> Tasks:
• A. In the Tippecanoe Valley article, reproduce word for word the passage from "One of the best, and" up to and including "who met him.".
• B. Answer these questions from the Tippecanoe Valley article:
(i) How many years did Duane Burkhart spend at Tippecanoe Valley High School?
(ii) What was the final score of the 2000 football game Valley won at Southwood?
(iii) In which state did the plane crash take place?

> Text passage:
□ □ □ □

AKRON – Duane Burkhart has many fond memories of his 35 years at Tippecanoe Valley High School.
One of the best, and also funniest, involves arguably the most-beloved man ever connected to the school.
Scott Bibler. the former football coach and longtime guidance counselor at TVHS, was a friend to anyone who met him.
That definitely included Burkhart, who was best friends with the man affectionately known simply as “Bibs.”
“We were playing a football game down at Southwood and Bibs got tossed in the first half,” recounted Burkhart. “I was keeping stats at the time for the team and I was talking to the side judge trying to get an explanation and figure out the penalty yards.
“The referee looks over and he kicks me out of the game too. Bibs and I spent the rest of the game in the locker room listening to the game on the radio. The SouthWood AD felt so bad about it that he brought us popcorn and drinks.”
For the record, Valley won that game by a 28-7 final in 2000 as then assistant coach Jeff Shriver took over the team for the remainder of the game.
Burkhart, who is set to retire at the end of the school year, counted Bibler as one of his nearest and dearest friends. Bibler, along with former Valley football coach and Warsaw city councilman Charlie Smith, his son Scott, and former sprint car driver Tony Elliott were tragically killed in a plane crash in South Carolina as they flew to attend the Notre Dame at Clemson football game in October of 2015.

□ □ □ □

> Information shown:
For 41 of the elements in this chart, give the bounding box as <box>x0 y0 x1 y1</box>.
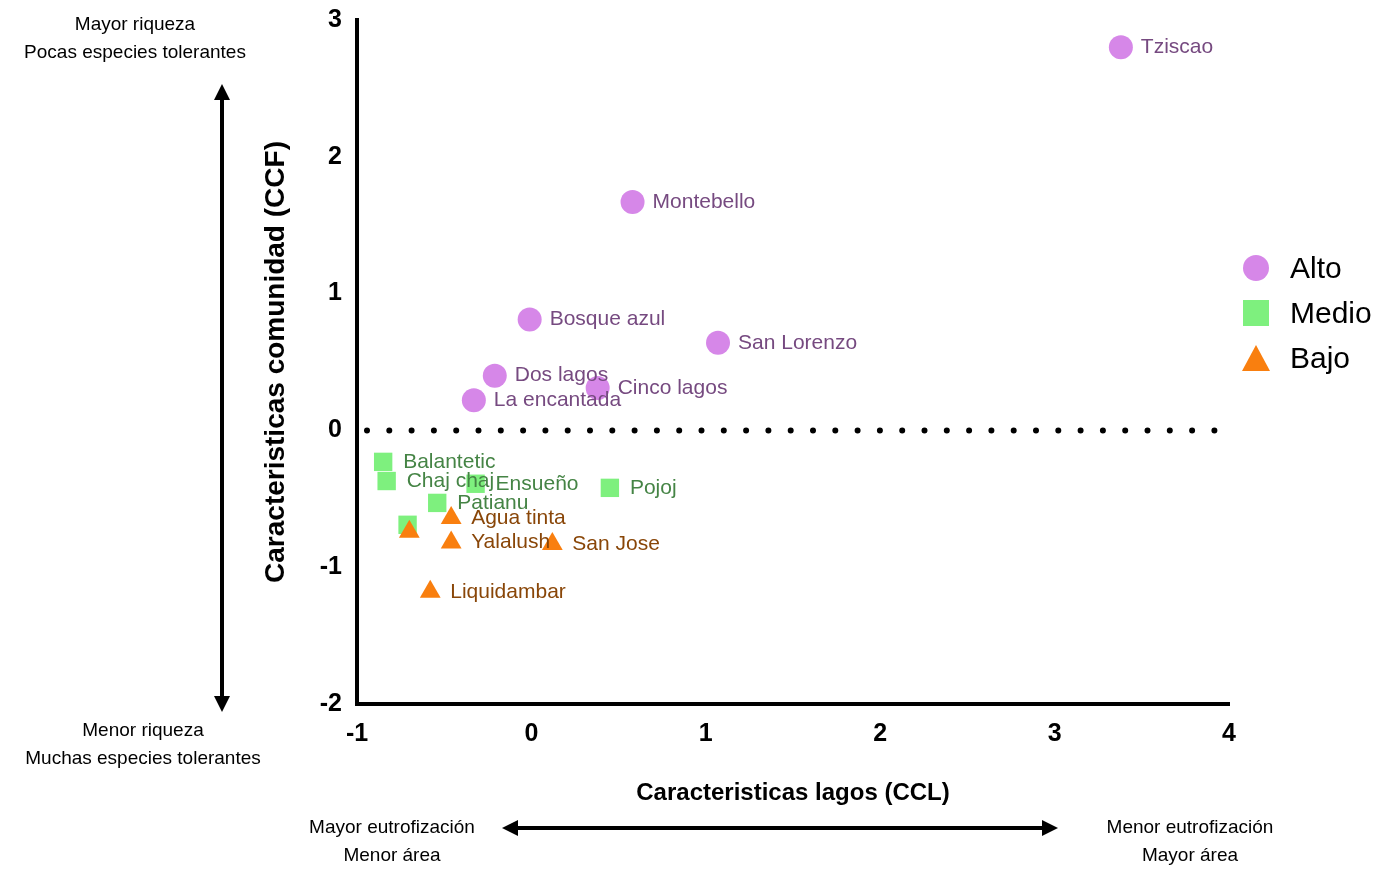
point <box>1108 35 1133 60</box>
legend-label: Medio <box>1290 295 1372 330</box>
point <box>373 452 393 472</box>
y-tick-label: -1 <box>319 551 343 580</box>
y-axis-title: Caracteristicas comunidad (CCF) <box>258 141 290 583</box>
data-label: San Jose <box>572 530 660 554</box>
legend-label: Bajo <box>1290 340 1351 375</box>
text: Mayor riqueza Pocas especies tolerantes <box>24 12 246 64</box>
point <box>482 363 507 388</box>
data-label: Tziscao <box>1140 34 1214 58</box>
legend-label: Alto <box>1290 250 1342 285</box>
data-label: Ensueño <box>495 470 579 494</box>
x-tick-label: 1 <box>698 717 713 746</box>
point <box>620 189 645 214</box>
point <box>461 388 486 413</box>
data-label: San Lorenzo <box>738 329 858 353</box>
point <box>377 471 396 491</box>
point <box>706 330 731 355</box>
point <box>428 493 447 513</box>
data-label: Yalalush <box>471 529 551 553</box>
text: Mayor eutrofización Menor área <box>309 815 475 867</box>
point <box>600 478 620 498</box>
x-tick-label: 0 <box>524 717 539 746</box>
y-tick-label: 3 <box>328 3 342 32</box>
y-tick-label: 2 <box>328 140 342 169</box>
data-label: Bosque azul <box>549 306 666 330</box>
y-tick-label: 0 <box>328 414 342 443</box>
x-tick-label: 4 <box>1222 717 1237 746</box>
x-axis-title: Caracteristicas lagos (CCL) <box>636 778 950 806</box>
point <box>517 307 542 332</box>
data-label: Montebello <box>652 188 756 212</box>
x-tick-label: 3 <box>1047 717 1062 746</box>
x-tick-label: 2 <box>873 717 888 746</box>
text: Menor riqueza Muchas especies tolerantes <box>25 718 261 770</box>
data-label: Balantetic <box>403 448 496 472</box>
data-label: Dos lagos <box>514 362 609 386</box>
text: Menor eutrofización Mayor área <box>1106 815 1274 867</box>
data-label: Pojoj <box>629 474 677 498</box>
data-label: Liquidambar <box>450 578 566 602</box>
y-tick-label: 1 <box>328 277 343 306</box>
y-tick-label: -2 <box>319 687 342 716</box>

□ □ □ □

> Complete answers:
• A.
One of the best, and also funniest, involves arguably the most-beloved man ever connected to the school.
Scott Bibler. the former football coach and longtime guidance counselor at TVHS, was a friend to anyone who met him.

• B.
(i) 35 years
(ii) 28-7
(iii) South Carolina